TASK DIRECTIONS: Copy out every line of the data exactly.

══════════

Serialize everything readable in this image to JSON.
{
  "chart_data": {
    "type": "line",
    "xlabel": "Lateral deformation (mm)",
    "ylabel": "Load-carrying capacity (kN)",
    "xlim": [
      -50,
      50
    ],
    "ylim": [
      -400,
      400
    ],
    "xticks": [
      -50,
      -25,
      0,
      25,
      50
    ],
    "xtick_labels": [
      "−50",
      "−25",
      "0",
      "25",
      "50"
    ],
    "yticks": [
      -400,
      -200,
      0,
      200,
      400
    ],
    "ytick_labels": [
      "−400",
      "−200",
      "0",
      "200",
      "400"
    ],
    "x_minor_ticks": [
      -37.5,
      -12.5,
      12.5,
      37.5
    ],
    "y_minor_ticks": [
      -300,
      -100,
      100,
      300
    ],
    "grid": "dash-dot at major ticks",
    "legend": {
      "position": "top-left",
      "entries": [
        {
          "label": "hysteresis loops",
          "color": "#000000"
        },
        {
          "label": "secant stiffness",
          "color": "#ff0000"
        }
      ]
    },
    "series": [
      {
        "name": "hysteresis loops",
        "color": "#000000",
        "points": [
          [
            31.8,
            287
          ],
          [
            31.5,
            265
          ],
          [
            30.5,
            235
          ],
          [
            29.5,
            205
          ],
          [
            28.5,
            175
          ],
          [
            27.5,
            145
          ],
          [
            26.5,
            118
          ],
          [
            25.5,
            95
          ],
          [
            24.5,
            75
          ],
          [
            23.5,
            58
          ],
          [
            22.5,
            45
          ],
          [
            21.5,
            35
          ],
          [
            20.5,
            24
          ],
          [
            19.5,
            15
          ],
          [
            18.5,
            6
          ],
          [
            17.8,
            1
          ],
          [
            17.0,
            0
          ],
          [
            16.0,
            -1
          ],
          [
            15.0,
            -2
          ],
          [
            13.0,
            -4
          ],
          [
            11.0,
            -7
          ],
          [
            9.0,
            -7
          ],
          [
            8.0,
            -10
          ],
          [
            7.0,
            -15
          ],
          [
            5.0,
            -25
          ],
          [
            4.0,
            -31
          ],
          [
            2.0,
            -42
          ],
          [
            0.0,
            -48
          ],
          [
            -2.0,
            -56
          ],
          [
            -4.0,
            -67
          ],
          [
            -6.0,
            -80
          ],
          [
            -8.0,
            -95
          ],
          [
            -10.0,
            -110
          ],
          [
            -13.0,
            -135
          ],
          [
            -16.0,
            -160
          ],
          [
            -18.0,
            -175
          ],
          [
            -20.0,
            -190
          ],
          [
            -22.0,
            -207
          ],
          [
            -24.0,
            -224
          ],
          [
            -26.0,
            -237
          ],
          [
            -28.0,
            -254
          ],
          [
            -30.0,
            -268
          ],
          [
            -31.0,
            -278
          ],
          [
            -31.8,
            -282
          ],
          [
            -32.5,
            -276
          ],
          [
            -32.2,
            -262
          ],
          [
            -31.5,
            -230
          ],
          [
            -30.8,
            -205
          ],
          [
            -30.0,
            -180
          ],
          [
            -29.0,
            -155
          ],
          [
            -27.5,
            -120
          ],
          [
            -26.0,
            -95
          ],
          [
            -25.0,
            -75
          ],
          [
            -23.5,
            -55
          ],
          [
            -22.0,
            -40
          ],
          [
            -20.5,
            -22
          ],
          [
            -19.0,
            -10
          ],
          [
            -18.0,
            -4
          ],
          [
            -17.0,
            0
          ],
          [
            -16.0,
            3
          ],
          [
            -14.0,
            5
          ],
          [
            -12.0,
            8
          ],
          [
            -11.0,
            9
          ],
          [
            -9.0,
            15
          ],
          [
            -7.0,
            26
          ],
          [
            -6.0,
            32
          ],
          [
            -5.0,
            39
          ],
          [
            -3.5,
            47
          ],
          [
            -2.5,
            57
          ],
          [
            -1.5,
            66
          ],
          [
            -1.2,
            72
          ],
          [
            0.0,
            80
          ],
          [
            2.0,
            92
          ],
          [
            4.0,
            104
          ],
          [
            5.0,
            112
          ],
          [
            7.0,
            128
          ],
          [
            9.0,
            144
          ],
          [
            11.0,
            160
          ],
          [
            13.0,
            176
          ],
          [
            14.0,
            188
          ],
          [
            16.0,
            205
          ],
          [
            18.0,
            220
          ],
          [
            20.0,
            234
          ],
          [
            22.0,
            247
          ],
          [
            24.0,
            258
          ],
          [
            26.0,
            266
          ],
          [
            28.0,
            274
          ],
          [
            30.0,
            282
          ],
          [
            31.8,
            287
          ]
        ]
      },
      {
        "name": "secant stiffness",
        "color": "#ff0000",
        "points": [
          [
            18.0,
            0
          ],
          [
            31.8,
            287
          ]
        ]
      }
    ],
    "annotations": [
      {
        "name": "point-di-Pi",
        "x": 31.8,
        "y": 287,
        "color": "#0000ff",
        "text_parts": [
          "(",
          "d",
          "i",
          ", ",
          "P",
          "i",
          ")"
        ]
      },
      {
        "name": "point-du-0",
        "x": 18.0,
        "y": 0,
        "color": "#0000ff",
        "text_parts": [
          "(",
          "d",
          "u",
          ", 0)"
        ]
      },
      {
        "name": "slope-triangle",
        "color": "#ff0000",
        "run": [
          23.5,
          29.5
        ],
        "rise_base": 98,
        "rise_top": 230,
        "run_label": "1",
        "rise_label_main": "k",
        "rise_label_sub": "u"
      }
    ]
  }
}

══════════

FULL SOLUTION:
Serialize everything readable in this image to JSON.
{
  "chart_data": {
    "type": "line",
    "xlabel": "Lateral deformation (mm)",
    "ylabel": "Load-carrying capacity (kN)",
    "xlim": [
      -50,
      50
    ],
    "ylim": [
      -400,
      400
    ],
    "xticks": [
      -50,
      -25,
      0,
      25,
      50
    ],
    "xtick_labels": [
      "−50",
      "−25",
      "0",
      "25",
      "50"
    ],
    "yticks": [
      -400,
      -200,
      0,
      200,
      400
    ],
    "ytick_labels": [
      "−400",
      "−200",
      "0",
      "200",
      "400"
    ],
    "x_minor_ticks": [
      -37.5,
      -12.5,
      12.5,
      37.5
    ],
    "y_minor_ticks": [
      -300,
      -100,
      100,
      300
    ],
    "grid": "dash-dot at major ticks",
    "legend": {
      "position": "top-left",
      "entries": [
        {
          "label": "hysteresis loops",
          "color": "#000000"
        },
        {
          "label": "secant stiffness",
          "color": "#ff0000"
        }
      ]
    },
    "series": [
      {
        "name": "hysteresis loops",
        "color": "#000000",
        "points": [
          [
            31.8,
            287
          ],
          [
            31.5,
            265
          ],
          [
            30.5,
            235
          ],
          [
            29.5,
            205
          ],
          [
            28.5,
            175
          ],
          [
            27.5,
            145
          ],
          [
            26.5,
            118
          ],
          [
            25.5,
            95
          ],
          [
            24.5,
            75
          ],
          [
            23.5,
            58
          ],
          [
            22.5,
            45
          ],
          [
            21.5,
            35
          ],
          [
            20.5,
            24
          ],
          [
            19.5,
            15
          ],
          [
            18.5,
            6
          ],
          [
            17.8,
            1
          ],
          [
            17.0,
            0
          ],
          [
            16.0,
            -1
          ],
          [
            15.0,
            -2
          ],
          [
            13.0,
            -4
          ],
          [
            11.0,
            -7
          ],
          [
            9.0,
            -7
          ],
          [
            8.0,
            -10
          ],
          [
            7.0,
            -15
          ],
          [
            5.0,
            -25
          ],
          [
            4.0,
            -31
          ],
          [
            2.0,
            -42
          ],
          [
            0.0,
            -48
          ],
          [
            -2.0,
            -56
          ],
          [
            -4.0,
            -67
          ],
          [
            -6.0,
            -80
          ],
          [
            -8.0,
            -95
          ],
          [
            -10.0,
            -110
          ],
          [
            -13.0,
            -135
          ],
          [
            -16.0,
            -160
          ],
          [
            -18.0,
            -175
          ],
          [
            -20.0,
            -190
          ],
          [
            -22.0,
            -207
          ],
          [
            -24.0,
            -224
          ],
          [
            -26.0,
            -237
          ],
          [
            -28.0,
            -254
          ],
          [
            -30.0,
            -268
          ],
          [
            -31.0,
            -278
          ],
          [
            -31.8,
            -282
          ],
          [
            -32.5,
            -276
          ],
          [
            -32.2,
            -262
          ],
          [
            -31.5,
            -230
          ],
          [
            -30.8,
            -205
          ],
          [
            -30.0,
            -180
          ],
          [
            -29.0,
            -155
          ],
          [
            -27.5,
            -120
          ],
          [
            -26.0,
            -95
          ],
          [
            -25.0,
            -75
          ],
          [
            -23.5,
            -55
          ],
          [
            -22.0,
            -40
          ],
          [
            -20.5,
            -22
          ],
          [
            -19.0,
            -10
          ],
          [
            -18.0,
            -4
          ],
          [
            -17.0,
            0
          ],
          [
            -16.0,
            3
          ],
          [
            -14.0,
            5
          ],
          [
            -12.0,
            8
          ],
          [
            -11.0,
            9
          ],
          [
            -9.0,
            15
          ],
          [
            -7.0,
            26
          ],
          [
            -6.0,
            32
          ],
          [
            -5.0,
            39
          ],
          [
            -3.5,
            47
          ],
          [
            -2.5,
            57
          ],
          [
            -1.5,
            66
          ],
          [
            -1.2,
            72
          ],
          [
            0.0,
            80
          ],
          [
            2.0,
            92
          ],
          [
            4.0,
            104
          ],
          [
            5.0,
            112
          ],
          [
            7.0,
            128
          ],
          [
            9.0,
            144
          ],
          [
            11.0,
            160
          ],
          [
            13.0,
            176
          ],
          [
            14.0,
            188
          ],
          [
            16.0,
            205
          ],
          [
            18.0,
            220
          ],
          [
            20.0,
            234
          ],
          [
            22.0,
            247
          ],
          [
            24.0,
            258
          ],
          [
            26.0,
            266
          ],
          [
            28.0,
            274
          ],
          [
            30.0,
            282
          ],
          [
            31.8,
            287
          ]
        ]
      },
      {
        "name": "secant stiffness",
        "color": "#ff0000",
        "points": [
          [
            18.0,
            0
          ],
          [
            31.8,
            287
          ]
        ]
      }
    ],
    "annotations": [
      {
        "name": "point-di-Pi",
        "x": 31.8,
        "y": 287,
        "color": "#0000ff",
        "text_parts": [
          "(",
          "d",
          "i",
          ", ",
          "P",
          "i",
          ")"
        ]
      },
      {
        "name": "point-du-0",
        "x": 18.0,
        "y": 0,
        "color": "#0000ff",
        "text_parts": [
          "(",
          "d",
          "u",
          ", 0)"
        ]
      },
      {
        "name": "slope-triangle",
        "color": "#ff0000",
        "run": [
          23.5,
          29.5
        ],
        "rise_base": 98,
        "rise_top": 230,
        "run_label": "1",
        "rise_label_main": "k",
        "rise_label_sub": "u"
      }
    ]
  }
}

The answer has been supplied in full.